## Items
☆ ☆ ☆ ☆

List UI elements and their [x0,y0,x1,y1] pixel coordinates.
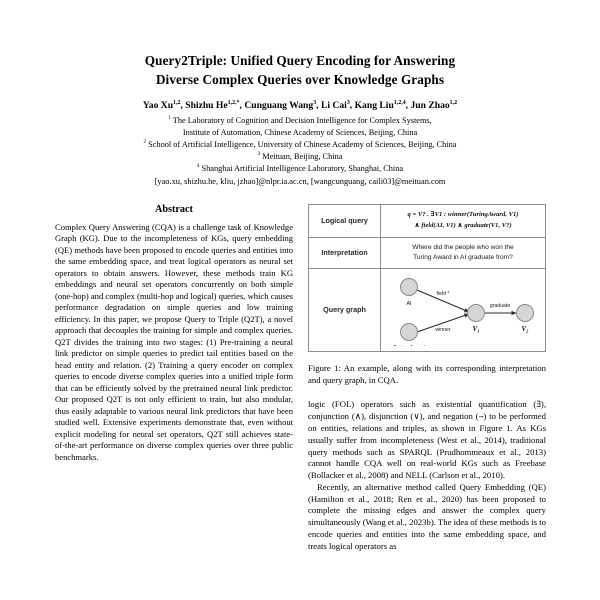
author-affil-marker: 1,2 [449,100,458,107]
title-line-2: Diverse Complex Queries over Knowledge G… [155,71,445,87]
author-affil-marker: 3 [313,100,317,107]
node-label-turing-award: Turing Award [393,345,424,346]
logical-query-formula-line-1: q = V? . ∃V1 : winner(TuringAward, V1) [407,211,519,218]
abstract-heading: Abstract [155,204,193,215]
author-list: Yao Xu1,2, Shizhu He1,2,*, Cunguang Wang… [142,100,458,112]
query-graph-svg: AI Turing Award V₁ V₂ field-1 winner gra… [393,277,534,346]
edge-winner [416,313,470,333]
node-turing-award [400,322,418,341]
author-affil-marker: 3 [346,100,350,107]
figure-row-label: Interpretation [309,237,381,268]
node-label-v2: V₂ [521,325,529,333]
right-column-paragraph-2: Recently, an alternative method called Q… [308,481,546,551]
affiliation-marker: 3 [257,150,261,157]
node-label-v1: V₁ [472,325,479,333]
author-name: Li Cai [320,100,347,112]
right-column: Logical query q = V? . ∃V1 : winner(Turi… [308,204,546,553]
logical-query-formula-line-2: ∧ field(AI, V1) ∧ graduate(V1, V?) [414,221,512,229]
figure-row-content: q = V? . ∃V1 : winner(TuringAward, V1) ∧… [381,205,545,237]
affiliation-2: 2 School of Artificial Intelligence, Uni… [52,139,548,151]
left-column: Abstract Complex Query Answering (CQA) i… [52,204,296,553]
author-4: Kang Liu1,2,4 [355,100,406,111]
affiliation-text: The Laboratory of Cognition and Decision… [172,116,432,126]
edge-label-winner: winner [435,327,451,333]
right-column-paragraph-1: logic (FOL) operators such as existentia… [308,399,546,481]
author-name: Yao Xu [142,100,174,112]
author-affil-marker: 1,2,4 [393,100,406,107]
title-line-1: Query2Triple: Unified Query Encoding for… [144,53,456,68]
author-name: Shizhu He [185,100,228,112]
edge-label-graduate: graduate [490,303,511,309]
contact-emails: [yao.xu, shizhu.he, kliu, jzhao]@nlpr.ia… [154,176,446,186]
author-2: Cunguang Wang3 [244,100,316,111]
affiliation-list: 1 The Laboratory of Cognition and Decisi… [52,115,548,174]
figure-row-logical-query: Logical query q = V? . ∃V1 : winner(Turi… [309,205,545,238]
node-v2 [516,303,534,322]
figure-1-caption: Figure 1: An example, along with its cor… [308,362,546,385]
affiliation-4: 4 Shanghai Artificial Intelligence Labor… [52,163,548,175]
page-title: Query2Triple: Unified Query Encoding for… [52,52,548,89]
figure-row-query-graph: Query graph [309,268,545,351]
affiliation-1-line-1: 1 The Laboratory of Cognition and Decisi… [52,115,548,127]
author-0: Yao Xu1,2 [143,100,181,111]
figure-row-interpretation: Interpretation Where did the people who … [309,237,545,269]
interpretation-line-1: Where did the people who won the [412,243,514,251]
two-column-body: Abstract Complex Query Answering (CQA) i… [0,204,600,553]
figure-row-label: Logical query [309,205,381,237]
paper-header: Query2Triple: Unified Query Encoding for… [0,0,600,188]
affiliation-1-line-2: Institute of Automation, Chinese Academy… [182,128,418,138]
abstract-paragraph: Complex Query Answering (CQA) is a chall… [55,222,293,462]
edge-label-field: field-1 [437,290,450,297]
figure-row-content: Where did the people who won the Turing … [381,238,545,268]
figure-1: Logical query q = V? . ∃V1 : winner(Turi… [308,204,546,352]
affiliation-3: 3 Meituan, Beijing, China [52,151,548,163]
author-name: Kang Liu [354,100,394,112]
author-name: Jun Zhao [410,100,450,112]
query-graph-diagram: AI Turing Award V₁ V₂ field-1 winner gra… [385,274,545,346]
figure-row-content: AI Turing Award V₁ V₂ field-1 winner gra… [381,269,549,351]
node-v1 [467,303,485,322]
author-affil-marker: 1,2 [173,100,181,107]
author-3: Li Cai3 [321,100,350,111]
author-1: Shizhu He1,2,* [185,100,239,111]
affiliation-marker: 2 [143,139,147,146]
node-label-ai: AI [406,301,411,307]
author-name: Cunguang Wang [244,100,314,112]
edge-field-inverse [416,289,470,313]
interpretation-line-2: Turing Award in AI graduate from? [413,253,513,261]
node-ai [400,277,418,296]
author-affil-marker: 1,2,* [227,100,240,107]
affiliation-marker: 4 [196,162,200,169]
author-5: Jun Zhao1,2 [410,100,457,111]
affiliation-text: Meituan, Beijing, China [262,151,343,161]
figure-row-label: Query graph [309,268,381,351]
affiliation-text: Shanghai Artificial Intelligence Laborat… [201,163,404,173]
affiliation-text: School of Artificial Intelligence, Unive… [148,139,457,149]
affiliation-marker: 1 [168,115,171,122]
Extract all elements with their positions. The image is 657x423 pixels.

☆ ☆ ☆ ☆

## Description of the task
Please format the records from the line with "author-affil-marker: 1,2 [449,100,458,107]" to the line with "author-4: Kang Liu1,2,4 [355,100,406,111]" as a numbered list, leaving out any blank lines.

## Reply to the task
1. author-affil-marker: 1,2 [449,100,458,107]
2. title-line-2: Diverse Complex Queries over Knowledge G… [155,71,445,87]
3. author-affil-marker: 3 [313,100,317,107]
4. node-label-turing-award: Turing Award [393,345,424,346]
5. logical-query-formula-line-1: q = V? . ∃V1 : winner(TuringAward, V1) [407,211,519,218]
6. abstract-heading: Abstract [155,204,193,215]
7. author-list: Yao Xu1,2, Shizhu He1,2,*, Cunguang Wang… [142,100,458,112]
8. query-graph-svg: AI Turing Award V₁ V₂ field-1 winner gra… [393,277,534,346]
9. edge-winner [416,313,470,333]
10. node-turing-award [400,322,418,341]
11. author-affil-marker: 3 [346,100,350,107]
12. figure-row-label: Interpretation [309,237,381,268]
13. node-label-v2: V₂ [521,325,529,333]
14. right-column-paragraph-2: Recently, an alternative method called Q… [308,481,546,551]
15. affiliation-marker: 3 [257,150,261,157]
16. node-label-v1: V₁ [472,325,479,333]
17. author-name: Li Cai [320,100,347,112]
18. right-column: Logical query q = V? . ∃V1 : winner(Turi… [308,204,546,553]
19. logical-query-formula-line-2: ∧ field(AI, V1) ∧ graduate(V1, V?) [414,221,512,229]
20. figure-row-content: q = V? . ∃V1 : winner(TuringAward, V1) ∧… [381,205,545,237]
21. affiliation-2: 2 School of Artificial Intelligence, Uni… [52,139,548,151]
22. left-column: Abstract Complex Query Answering (CQA) i… [52,204,296,553]
23. author-4: Kang Liu1,2,4 [355,100,406,111]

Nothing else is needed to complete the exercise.